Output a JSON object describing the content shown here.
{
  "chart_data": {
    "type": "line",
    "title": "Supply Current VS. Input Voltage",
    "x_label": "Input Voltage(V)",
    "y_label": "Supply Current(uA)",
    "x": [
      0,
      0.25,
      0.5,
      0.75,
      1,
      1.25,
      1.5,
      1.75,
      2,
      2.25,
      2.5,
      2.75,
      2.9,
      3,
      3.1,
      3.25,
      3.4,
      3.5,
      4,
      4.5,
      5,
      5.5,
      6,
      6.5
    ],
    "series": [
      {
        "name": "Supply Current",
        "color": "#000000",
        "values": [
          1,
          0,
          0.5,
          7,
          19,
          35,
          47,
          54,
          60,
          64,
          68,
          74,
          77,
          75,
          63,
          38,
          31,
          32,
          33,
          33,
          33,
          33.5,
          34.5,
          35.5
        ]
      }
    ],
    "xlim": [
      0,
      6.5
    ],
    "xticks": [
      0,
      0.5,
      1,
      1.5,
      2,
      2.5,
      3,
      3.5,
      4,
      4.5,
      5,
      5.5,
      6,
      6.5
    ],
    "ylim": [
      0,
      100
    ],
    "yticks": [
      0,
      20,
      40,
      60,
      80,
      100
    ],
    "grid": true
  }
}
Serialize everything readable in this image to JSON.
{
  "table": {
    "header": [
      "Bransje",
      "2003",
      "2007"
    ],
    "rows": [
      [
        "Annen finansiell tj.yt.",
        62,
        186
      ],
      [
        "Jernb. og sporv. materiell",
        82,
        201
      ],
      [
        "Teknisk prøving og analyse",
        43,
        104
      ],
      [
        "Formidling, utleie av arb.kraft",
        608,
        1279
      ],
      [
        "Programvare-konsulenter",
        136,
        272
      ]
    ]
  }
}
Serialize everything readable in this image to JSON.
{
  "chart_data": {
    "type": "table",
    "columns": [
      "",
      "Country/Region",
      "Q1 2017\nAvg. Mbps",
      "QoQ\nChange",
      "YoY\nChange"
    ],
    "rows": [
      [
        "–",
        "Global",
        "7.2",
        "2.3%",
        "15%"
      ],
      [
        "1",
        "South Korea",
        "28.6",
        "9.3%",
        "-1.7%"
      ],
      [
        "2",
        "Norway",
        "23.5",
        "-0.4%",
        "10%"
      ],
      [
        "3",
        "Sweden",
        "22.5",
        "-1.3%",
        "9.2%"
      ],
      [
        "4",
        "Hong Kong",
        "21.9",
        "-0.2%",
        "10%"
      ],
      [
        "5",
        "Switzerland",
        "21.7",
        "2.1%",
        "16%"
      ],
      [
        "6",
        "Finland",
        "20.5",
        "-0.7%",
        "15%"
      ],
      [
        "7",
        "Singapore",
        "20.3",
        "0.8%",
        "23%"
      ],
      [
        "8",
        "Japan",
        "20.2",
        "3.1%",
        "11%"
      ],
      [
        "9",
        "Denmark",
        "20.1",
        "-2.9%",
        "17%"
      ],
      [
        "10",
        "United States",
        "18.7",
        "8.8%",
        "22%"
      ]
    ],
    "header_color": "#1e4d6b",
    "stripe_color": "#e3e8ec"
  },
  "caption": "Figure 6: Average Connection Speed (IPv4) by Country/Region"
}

•••••

» The problem
All of the data above should be transcribed exactly.

» Answer below
Output a JSON object describing the content shown here.
{
  "chart_data": {
    "type": "line",
    "title": "Supply Current VS. Input Voltage",
    "x_label": "Input Voltage(V)",
    "y_label": "Supply Current(uA)",
    "x": [
      0,
      0.25,
      0.5,
      0.75,
      1,
      1.25,
      1.5,
      1.75,
      2,
      2.25,
      2.5,
      2.75,
      2.9,
      3,
      3.1,
      3.25,
      3.4,
      3.5,
      4,
      4.5,
      5,
      5.5,
      6,
      6.5
    ],
    "series": [
      {
        "name": "Supply Current",
        "color": "#000000",
        "values": [
          1,
          0,
          0.5,
          7,
          19,
          35,
          47,
          54,
          60,
          64,
          68,
          74,
          77,
          75,
          63,
          38,
          31,
          32,
          33,
          33,
          33,
          33.5,
          34.5,
          35.5
        ]
      }
    ],
    "xlim": [
      0,
      6.5
    ],
    "xticks": [
      0,
      0.5,
      1,
      1.5,
      2,
      2.5,
      3,
      3.5,
      4,
      4.5,
      5,
      5.5,
      6,
      6.5
    ],
    "ylim": [
      0,
      100
    ],
    "yticks": [
      0,
      20,
      40,
      60,
      80,
      100
    ],
    "grid": true
  }
}
Serialize everything readable in this image to JSON.
{
  "table": {
    "header": [
      "Bransje",
      "2003",
      "2007"
    ],
    "rows": [
      [
        "Annen finansiell tj.yt.",
        62,
        186
      ],
      [
        "Jernb. og sporv. materiell",
        82,
        201
      ],
      [
        "Teknisk prøving og analyse",
        43,
        104
      ],
      [
        "Formidling, utleie av arb.kraft",
        608,
        1279
      ],
      [
        "Programvare-konsulenter",
        136,
        272
      ]
    ]
  }
}
Serialize everything readable in this image to JSON.
{
  "chart_data": {
    "type": "table",
    "columns": [
      "",
      "Country/Region",
      "Q1 2017\nAvg. Mbps",
      "QoQ\nChange",
      "YoY\nChange"
    ],
    "rows": [
      [
        "–",
        "Global",
        "7.2",
        "2.3%",
        "15%"
      ],
      [
        "1",
        "South Korea",
        "28.6",
        "9.3%",
        "-1.7%"
      ],
      [
        "2",
        "Norway",
        "23.5",
        "-0.4%",
        "10%"
      ],
      [
        "3",
        "Sweden",
        "22.5",
        "-1.3%",
        "9.2%"
      ],
      [
        "4",
        "Hong Kong",
        "21.9",
        "-0.2%",
        "10%"
      ],
      [
        "5",
        "Switzerland",
        "21.7",
        "2.1%",
        "16%"
      ],
      [
        "6",
        "Finland",
        "20.5",
        "-0.7%",
        "15%"
      ],
      [
        "7",
        "Singapore",
        "20.3",
        "0.8%",
        "23%"
      ],
      [
        "8",
        "Japan",
        "20.2",
        "3.1%",
        "11%"
      ],
      [
        "9",
        "Denmark",
        "20.1",
        "-2.9%",
        "17%"
      ],
      [
        "10",
        "United States",
        "18.7",
        "8.8%",
        "22%"
      ]
    ],
    "header_color": "#1e4d6b",
    "stripe_color": "#e3e8ec"
  },
  "caption": "Figure 6: Average Connection Speed (IPv4) by Country/Region"
}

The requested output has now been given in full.